Given problem:
Repeat the material in full. Keep every line exactly as it is.

Stored data:
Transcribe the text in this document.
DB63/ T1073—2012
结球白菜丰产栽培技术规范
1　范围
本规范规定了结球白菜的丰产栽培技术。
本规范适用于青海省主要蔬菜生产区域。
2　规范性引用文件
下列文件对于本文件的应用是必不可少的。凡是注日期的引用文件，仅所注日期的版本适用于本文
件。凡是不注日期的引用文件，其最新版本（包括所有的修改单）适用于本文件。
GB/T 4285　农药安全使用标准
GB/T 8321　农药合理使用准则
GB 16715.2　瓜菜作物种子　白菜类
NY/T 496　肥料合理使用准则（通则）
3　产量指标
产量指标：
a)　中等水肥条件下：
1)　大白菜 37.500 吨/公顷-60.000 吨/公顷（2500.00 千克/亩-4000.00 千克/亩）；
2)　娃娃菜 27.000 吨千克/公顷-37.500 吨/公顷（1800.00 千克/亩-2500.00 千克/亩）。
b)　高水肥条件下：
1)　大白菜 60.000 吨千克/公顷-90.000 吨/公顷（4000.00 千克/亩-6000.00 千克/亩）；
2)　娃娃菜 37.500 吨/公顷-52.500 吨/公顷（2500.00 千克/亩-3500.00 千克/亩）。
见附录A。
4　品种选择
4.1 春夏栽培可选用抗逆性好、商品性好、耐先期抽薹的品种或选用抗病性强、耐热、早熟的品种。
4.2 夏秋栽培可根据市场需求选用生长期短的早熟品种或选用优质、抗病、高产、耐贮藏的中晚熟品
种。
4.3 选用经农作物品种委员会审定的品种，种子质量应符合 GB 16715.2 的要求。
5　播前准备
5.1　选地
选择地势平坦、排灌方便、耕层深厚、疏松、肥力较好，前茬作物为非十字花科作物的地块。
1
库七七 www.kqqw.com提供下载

Result of the task:
Transcribe the text in this document.
DB63/ T1073—2012
结球白菜丰产栽培技术规范
1　范围
本规范规定了结球白菜的丰产栽培技术。
本规范适用于青海省主要蔬菜生产区域。
2　规范性引用文件
下列文件对于本文件的应用是必不可少的。凡是注日期的引用文件，仅所注日期的版本适用于本文
件。凡是不注日期的引用文件，其最新版本（包括所有的修改单）适用于本文件。
GB/T 4285　农药安全使用标准
GB/T 8321　农药合理使用准则
GB 16715.2　瓜菜作物种子　白菜类
NY/T 496　肥料合理使用准则（通则）
3　产量指标
产量指标：
a)　中等水肥条件下：
1)　大白菜 37.500 吨/公顷-60.000 吨/公顷（2500.00 千克/亩-4000.00 千克/亩）；
2)　娃娃菜 27.000 吨千克/公顷-37.500 吨/公顷（1800.00 千克/亩-2500.00 千克/亩）。
b)　高水肥条件下：
1)　大白菜 60.000 吨千克/公顷-90.000 吨/公顷（4000.00 千克/亩-6000.00 千克/亩）；
2)　娃娃菜 37.500 吨/公顷-52.500 吨/公顷（2500.00 千克/亩-3500.00 千克/亩）。
见附录A。
4　品种选择
4.1 春夏栽培可选用抗逆性好、商品性好、耐先期抽薹的品种或选用抗病性强、耐热、早熟的品种。
4.2 夏秋栽培可根据市场需求选用生长期短的早熟品种或选用优质、抗病、高产、耐贮藏的中晚熟品
种。
4.3 选用经农作物品种委员会审定的品种，种子质量应符合 GB 16715.2 的要求。
5　播前准备
5.1　选地
选择地势平坦、排灌方便、耕层深厚、疏松、肥力较好，前茬作物为非十字花科作物的地块。
1
库七七 www.kqqw.com提供下载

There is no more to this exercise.